— begin EXERCISE DATA —
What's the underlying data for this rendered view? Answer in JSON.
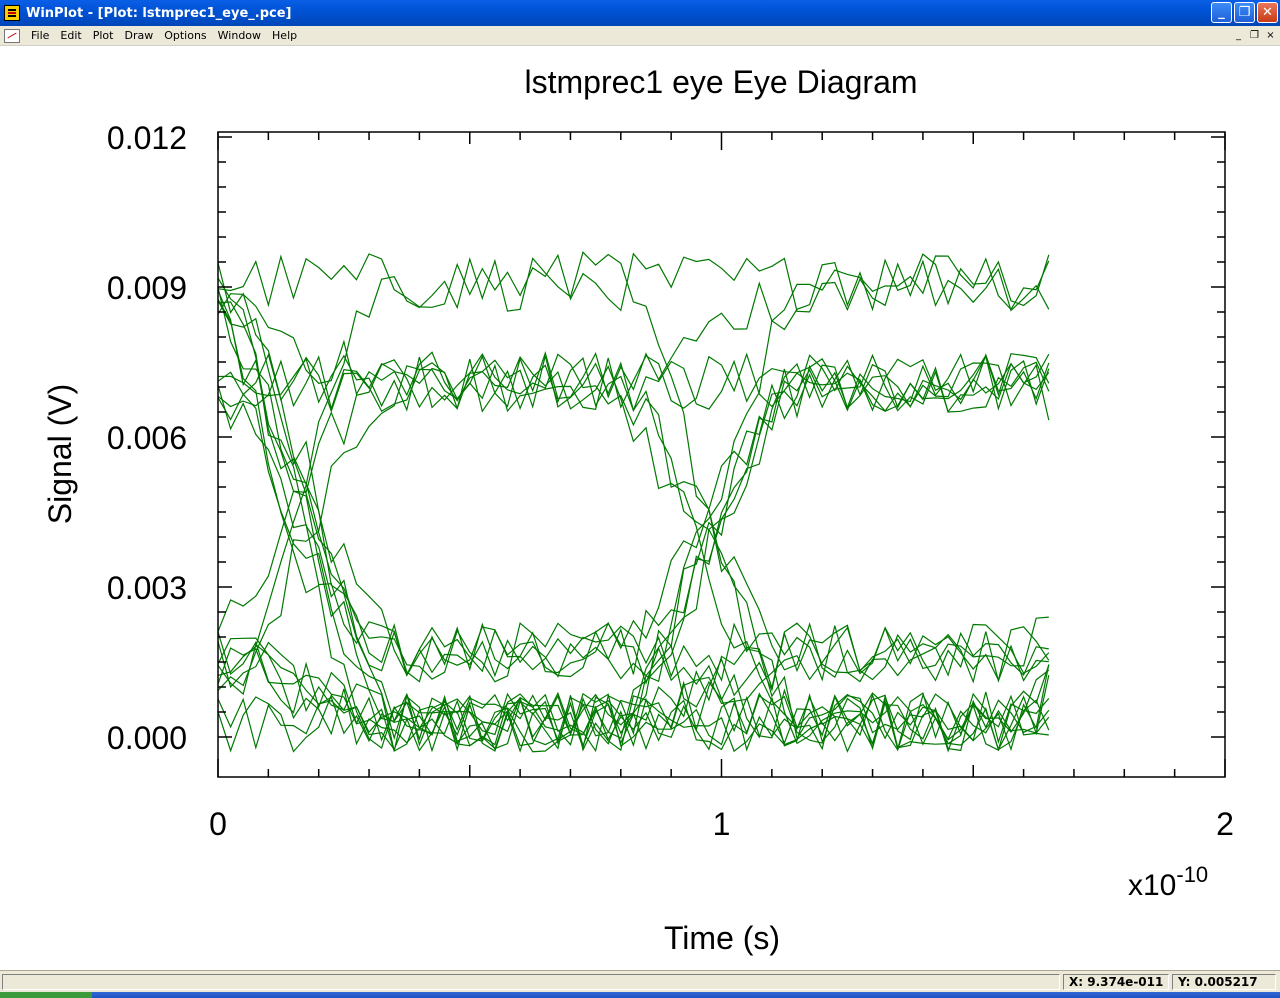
{
  "window": {
    "title": "WinPlot - [Plot: lstmprec1_eye_.pce]",
    "controls": {
      "minimize": "_",
      "maximize": "❐",
      "close": "✕"
    },
    "mdi_controls": {
      "minimize": "_",
      "restore": "❐",
      "close": "×"
    }
  },
  "menu": {
    "items": [
      "File",
      "Edit",
      "Plot",
      "Draw",
      "Options",
      "Window",
      "Help"
    ]
  },
  "status": {
    "x": "X: 9.374e-011",
    "y": "Y: 0.005217"
  },
  "colors": {
    "trace": "#007800",
    "titlebar": "#0053d6"
  },
  "chart_data": {
    "type": "line",
    "title": "lstmprec1 eye  Eye Diagram",
    "xlabel": "Time (s)",
    "ylabel": "Signal (V)",
    "x_multiplier_base": "x10",
    "x_multiplier_exp": "-10",
    "x_ticks": [
      "0",
      "1",
      "2"
    ],
    "y_ticks": [
      "0.000",
      "0.003",
      "0.006",
      "0.009",
      "0.012"
    ],
    "xlim": [
      0,
      2
    ],
    "ylim": [
      -0.0008,
      0.0121
    ],
    "x_data_range_max": 1.65,
    "unit_interval": 0.82,
    "first_crossing": 0.16,
    "levels": [
      0.0003,
      0.0017,
      0.0071,
      0.0091
    ],
    "crossing_levels": [
      0.0007,
      0.003,
      0.0067
    ],
    "noise_amplitude": 0.0012,
    "sample_step": 0.025,
    "traces_per_pattern": 6,
    "grid": false,
    "legend": "none"
  }
}
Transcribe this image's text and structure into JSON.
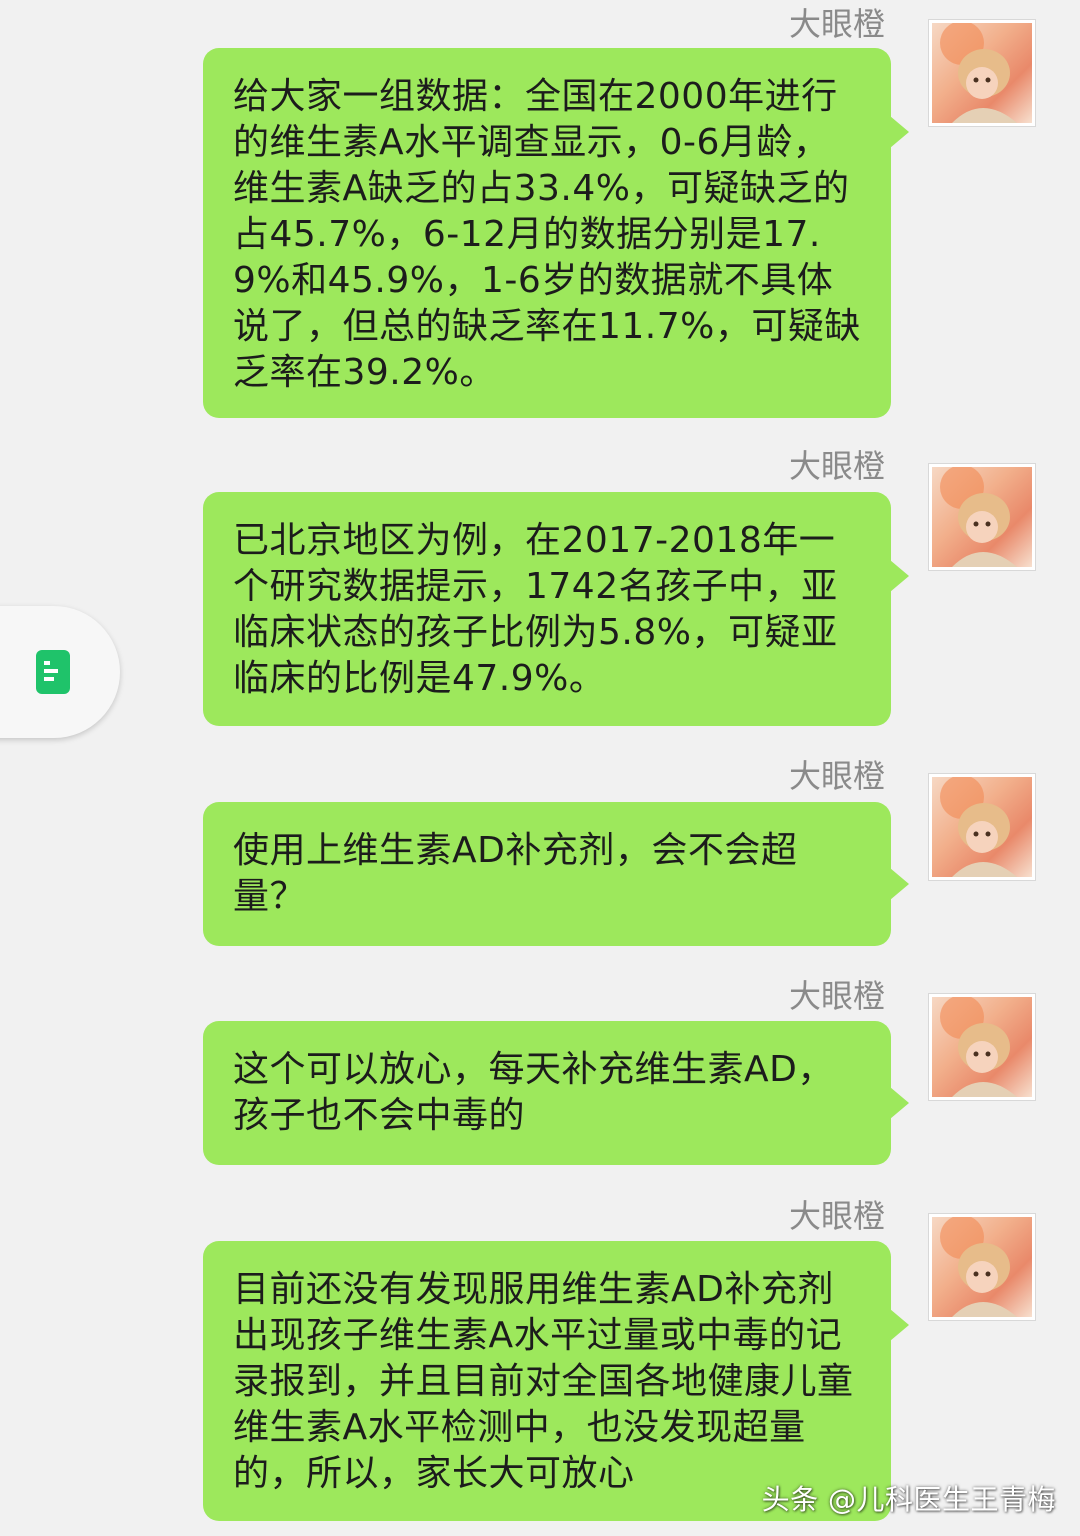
{
  "messages": [
    {
      "sender": "大眼橙",
      "text": "给大家一组数据：全国在2000年进行的维生素A水平调查显示，0-6月龄，维生素A缺乏的占33.4%，可疑缺乏的占45.7%，6-12月的数据分别是17.9%和45.9%，1-6岁的数据就不具体说了，但总的缺乏率在11.7%，可疑缺乏率在39.2%。"
    },
    {
      "sender": "大眼橙",
      "text": "已北京地区为例，在2017-2018年一个研究数据提示，1742名孩子中，亚临床状态的孩子比例为5.8%，可疑亚临床的比例是47.9%。"
    },
    {
      "sender": "大眼橙",
      "text": "使用上维生素AD补充剂，会不会超量？"
    },
    {
      "sender": "大眼橙",
      "text": "这个可以放心，每天补充维生素AD，孩子也不会中毒的"
    },
    {
      "sender": "大眼橙",
      "text": "目前还没有发现服用维生素AD补充剂出现孩子维生素A水平过量或中毒的记录报到，并且目前对全国各地健康儿童维生素A水平检测中，也没发现超量的，所以，家长大可放心"
    }
  ],
  "floating_button": {
    "icon": "document-icon",
    "color": "#1fc36a"
  },
  "watermark": "头条 @儿科医生王青梅",
  "colors": {
    "bubble": "#9de85c",
    "background": "#f1f1f1",
    "sender_name": "#8a8a8a"
  }
}
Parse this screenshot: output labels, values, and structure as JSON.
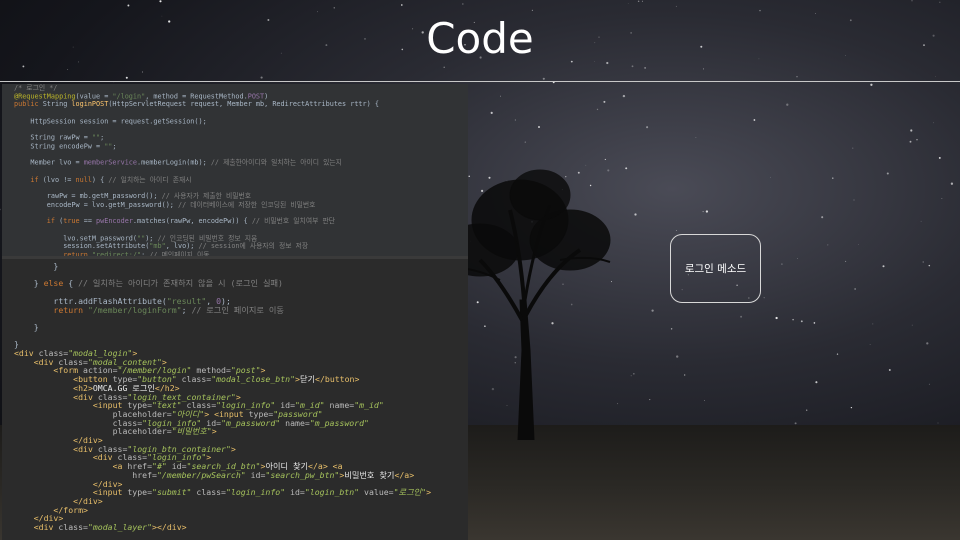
— end EXERCISE DATA —
** WHAT THE TASK REQUIRES **
Only the lines from the one that contains "Transcribe this image's" to the end of the records, inclusive, are to be quoted exactly, with pictures excluded.

** RESULT OF THIS EXERCISE **
Transcribe this image's text and structure into JSON.
{
  "messages": [
    {
      "sender": "大眼橙",
      "text": "给大家一组数据：全国在2000年进行的维生素A水平调查显示，0-6月龄，维生素A缺乏的占33.4%，可疑缺乏的占45.7%，6-12月的数据分别是17.9%和45.9%，1-6岁的数据就不具体说了，但总的缺乏率在11.7%，可疑缺乏率在39.2%。"
    },
    {
      "sender": "大眼橙",
      "text": "已北京地区为例，在2017-2018年一个研究数据提示，1742名孩子中，亚临床状态的孩子比例为5.8%，可疑亚临床的比例是47.9%。"
    },
    {
      "sender": "大眼橙",
      "text": "使用上维生素AD补充剂，会不会超量？"
    },
    {
      "sender": "大眼橙",
      "text": "这个可以放心，每天补充维生素AD，孩子也不会中毒的"
    },
    {
      "sender": "大眼橙",
      "text": "目前还没有发现服用维生素AD补充剂出现孩子维生素A水平过量或中毒的记录报到，并且目前对全国各地健康儿童维生素A水平检测中，也没发现超量的，所以，家长大可放心"
    }
  ],
  "floating_button": {
    "icon": "document-icon",
    "color": "#1fc36a"
  },
  "watermark": "头条 @儿科医生王青梅",
  "colors": {
    "bubble": "#9de85c",
    "background": "#f1f1f1",
    "sender_name": "#8a8a8a"
  }
}
Parse this screenshot: output labels, values, and structure as JSON.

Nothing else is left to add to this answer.